**SHORT EXERCISE:** Gather all lines in the records below that include the word "values".
[START OF DATA SECTION]
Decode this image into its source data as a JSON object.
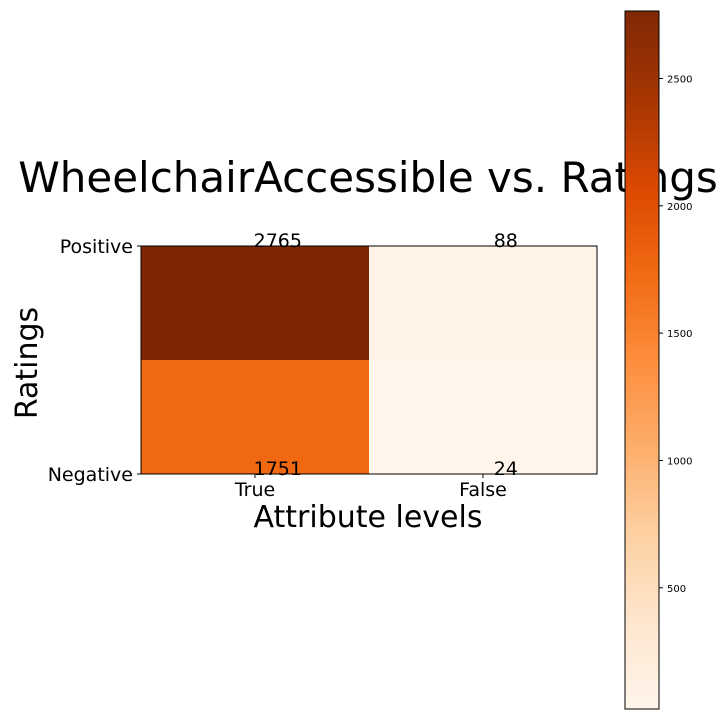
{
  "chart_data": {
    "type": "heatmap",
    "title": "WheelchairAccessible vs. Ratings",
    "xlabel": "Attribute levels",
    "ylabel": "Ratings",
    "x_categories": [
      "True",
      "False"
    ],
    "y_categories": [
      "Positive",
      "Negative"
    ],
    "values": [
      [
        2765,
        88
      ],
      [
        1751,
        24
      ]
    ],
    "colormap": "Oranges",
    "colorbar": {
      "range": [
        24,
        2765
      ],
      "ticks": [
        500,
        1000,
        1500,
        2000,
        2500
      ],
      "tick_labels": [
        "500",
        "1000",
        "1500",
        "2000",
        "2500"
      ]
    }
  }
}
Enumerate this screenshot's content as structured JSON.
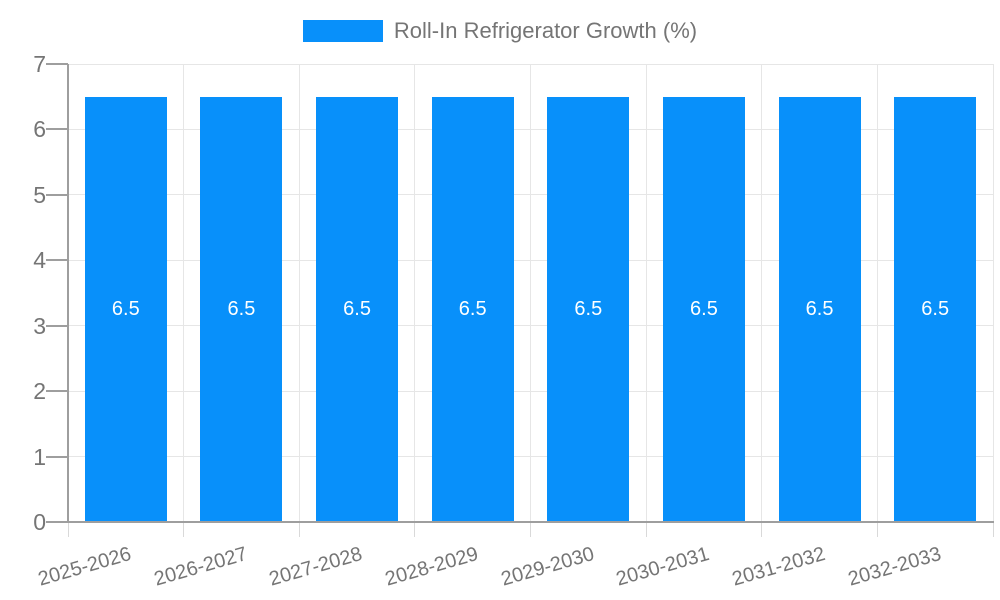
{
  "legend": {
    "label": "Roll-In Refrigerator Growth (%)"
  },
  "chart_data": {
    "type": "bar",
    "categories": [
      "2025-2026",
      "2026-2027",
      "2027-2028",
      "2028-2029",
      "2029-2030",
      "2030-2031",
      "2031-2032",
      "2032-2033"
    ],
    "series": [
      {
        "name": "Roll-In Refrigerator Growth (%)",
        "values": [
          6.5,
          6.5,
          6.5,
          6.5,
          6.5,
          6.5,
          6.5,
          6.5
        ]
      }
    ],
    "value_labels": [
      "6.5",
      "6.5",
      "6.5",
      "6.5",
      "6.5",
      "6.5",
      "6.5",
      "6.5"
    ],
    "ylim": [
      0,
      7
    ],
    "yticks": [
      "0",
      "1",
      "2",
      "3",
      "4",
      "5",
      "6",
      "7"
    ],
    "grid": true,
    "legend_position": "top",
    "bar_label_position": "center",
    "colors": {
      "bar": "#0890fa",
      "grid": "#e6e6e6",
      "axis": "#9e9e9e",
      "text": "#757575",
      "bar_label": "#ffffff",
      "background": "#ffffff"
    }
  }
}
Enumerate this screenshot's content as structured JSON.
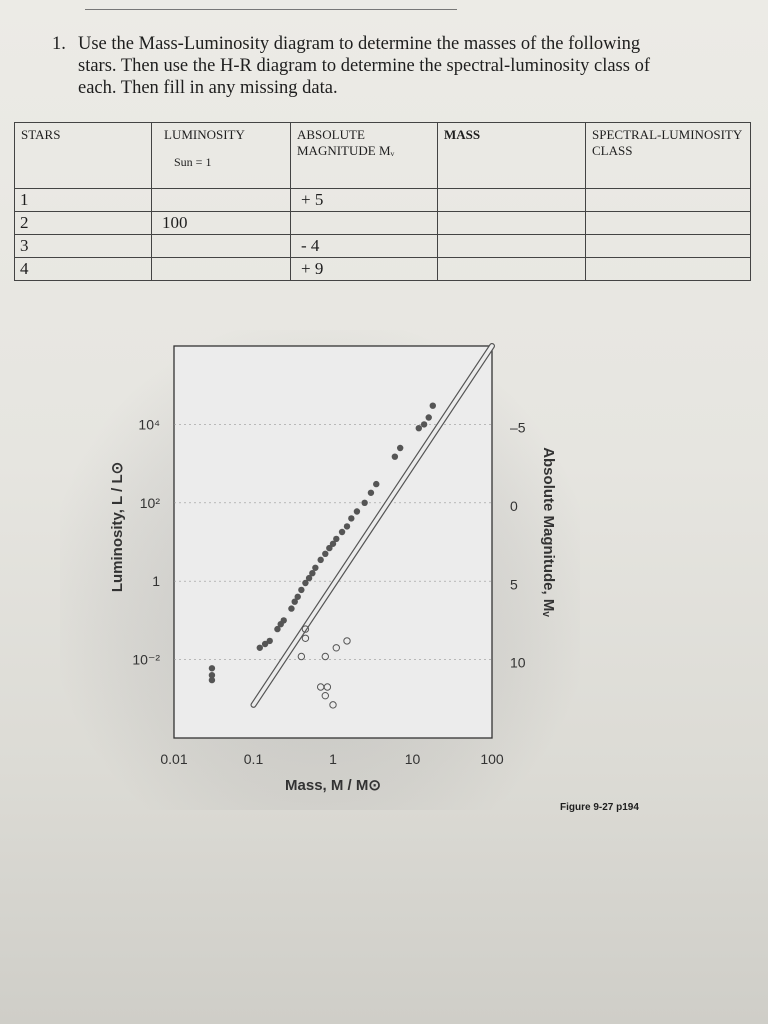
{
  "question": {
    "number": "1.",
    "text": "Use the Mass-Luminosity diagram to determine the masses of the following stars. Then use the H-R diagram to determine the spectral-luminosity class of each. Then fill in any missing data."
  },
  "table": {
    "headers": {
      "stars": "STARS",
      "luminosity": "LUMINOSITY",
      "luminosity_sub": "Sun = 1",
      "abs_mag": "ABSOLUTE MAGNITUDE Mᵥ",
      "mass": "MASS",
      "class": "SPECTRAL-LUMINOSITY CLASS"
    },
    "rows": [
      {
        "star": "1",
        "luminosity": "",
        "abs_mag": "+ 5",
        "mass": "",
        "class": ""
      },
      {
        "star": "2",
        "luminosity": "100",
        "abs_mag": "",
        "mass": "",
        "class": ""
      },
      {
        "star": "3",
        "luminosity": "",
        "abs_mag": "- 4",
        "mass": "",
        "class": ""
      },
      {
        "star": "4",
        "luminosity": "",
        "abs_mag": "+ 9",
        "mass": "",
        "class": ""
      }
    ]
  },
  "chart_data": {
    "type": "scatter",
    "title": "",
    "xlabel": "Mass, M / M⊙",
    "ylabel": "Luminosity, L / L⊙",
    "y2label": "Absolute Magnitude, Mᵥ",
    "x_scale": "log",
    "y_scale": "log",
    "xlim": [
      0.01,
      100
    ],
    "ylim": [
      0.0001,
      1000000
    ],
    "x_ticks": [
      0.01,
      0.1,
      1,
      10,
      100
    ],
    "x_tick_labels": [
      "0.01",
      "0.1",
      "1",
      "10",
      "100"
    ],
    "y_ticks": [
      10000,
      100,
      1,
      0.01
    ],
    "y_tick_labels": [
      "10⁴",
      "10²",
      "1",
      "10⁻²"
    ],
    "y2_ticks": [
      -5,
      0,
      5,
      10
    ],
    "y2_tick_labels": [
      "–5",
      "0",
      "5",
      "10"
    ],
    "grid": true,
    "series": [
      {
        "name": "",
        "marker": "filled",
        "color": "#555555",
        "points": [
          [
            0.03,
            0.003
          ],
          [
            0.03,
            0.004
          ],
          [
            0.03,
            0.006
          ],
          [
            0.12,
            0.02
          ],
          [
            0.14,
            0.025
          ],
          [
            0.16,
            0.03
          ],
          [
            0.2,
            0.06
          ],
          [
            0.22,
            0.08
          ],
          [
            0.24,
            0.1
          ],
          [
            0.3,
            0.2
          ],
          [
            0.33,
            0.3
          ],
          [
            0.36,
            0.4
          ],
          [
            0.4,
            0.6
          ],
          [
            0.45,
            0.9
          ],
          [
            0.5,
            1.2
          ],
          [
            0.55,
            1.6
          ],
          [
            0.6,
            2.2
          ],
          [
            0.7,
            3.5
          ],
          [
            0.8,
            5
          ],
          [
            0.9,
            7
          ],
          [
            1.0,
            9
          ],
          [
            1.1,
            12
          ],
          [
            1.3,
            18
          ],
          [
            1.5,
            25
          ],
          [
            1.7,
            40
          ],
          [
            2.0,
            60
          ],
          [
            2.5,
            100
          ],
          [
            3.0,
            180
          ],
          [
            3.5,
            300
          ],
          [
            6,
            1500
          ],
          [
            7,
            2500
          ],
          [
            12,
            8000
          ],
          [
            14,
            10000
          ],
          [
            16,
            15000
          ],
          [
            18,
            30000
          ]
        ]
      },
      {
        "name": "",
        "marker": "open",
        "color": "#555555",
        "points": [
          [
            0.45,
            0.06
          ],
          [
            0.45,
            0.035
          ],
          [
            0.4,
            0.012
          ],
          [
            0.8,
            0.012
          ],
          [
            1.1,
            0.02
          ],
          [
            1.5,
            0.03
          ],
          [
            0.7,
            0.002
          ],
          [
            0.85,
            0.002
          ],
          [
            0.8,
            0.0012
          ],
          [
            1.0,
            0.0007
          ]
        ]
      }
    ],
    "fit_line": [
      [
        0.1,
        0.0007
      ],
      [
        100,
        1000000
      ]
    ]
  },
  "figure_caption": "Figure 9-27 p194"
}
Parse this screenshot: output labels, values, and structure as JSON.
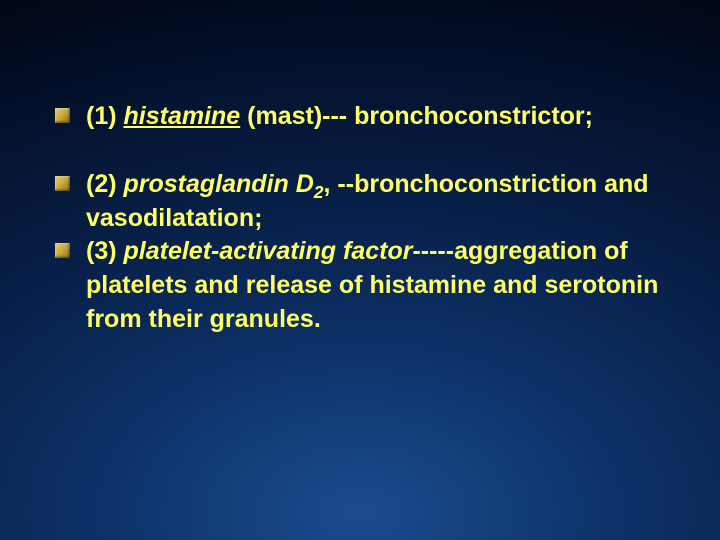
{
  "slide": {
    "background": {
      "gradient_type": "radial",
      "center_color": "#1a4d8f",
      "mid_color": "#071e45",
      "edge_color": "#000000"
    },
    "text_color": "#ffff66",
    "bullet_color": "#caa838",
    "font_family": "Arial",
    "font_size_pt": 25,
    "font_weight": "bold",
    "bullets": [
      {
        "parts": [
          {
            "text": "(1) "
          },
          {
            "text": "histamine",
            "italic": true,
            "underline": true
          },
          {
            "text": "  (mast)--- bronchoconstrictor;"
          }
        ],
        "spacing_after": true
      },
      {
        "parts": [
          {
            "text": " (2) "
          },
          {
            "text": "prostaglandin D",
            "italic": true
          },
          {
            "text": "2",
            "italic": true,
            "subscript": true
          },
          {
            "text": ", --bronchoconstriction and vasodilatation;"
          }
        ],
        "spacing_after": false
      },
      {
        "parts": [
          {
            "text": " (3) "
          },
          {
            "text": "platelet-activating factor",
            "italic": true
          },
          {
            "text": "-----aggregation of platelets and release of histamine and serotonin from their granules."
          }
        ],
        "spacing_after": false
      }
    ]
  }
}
[END OF DATA SECTION]
**EXERCISE SOLUTION:**
    "values": [
        "values": [
Parse this screenshot: output labels, values, and structure as JSON.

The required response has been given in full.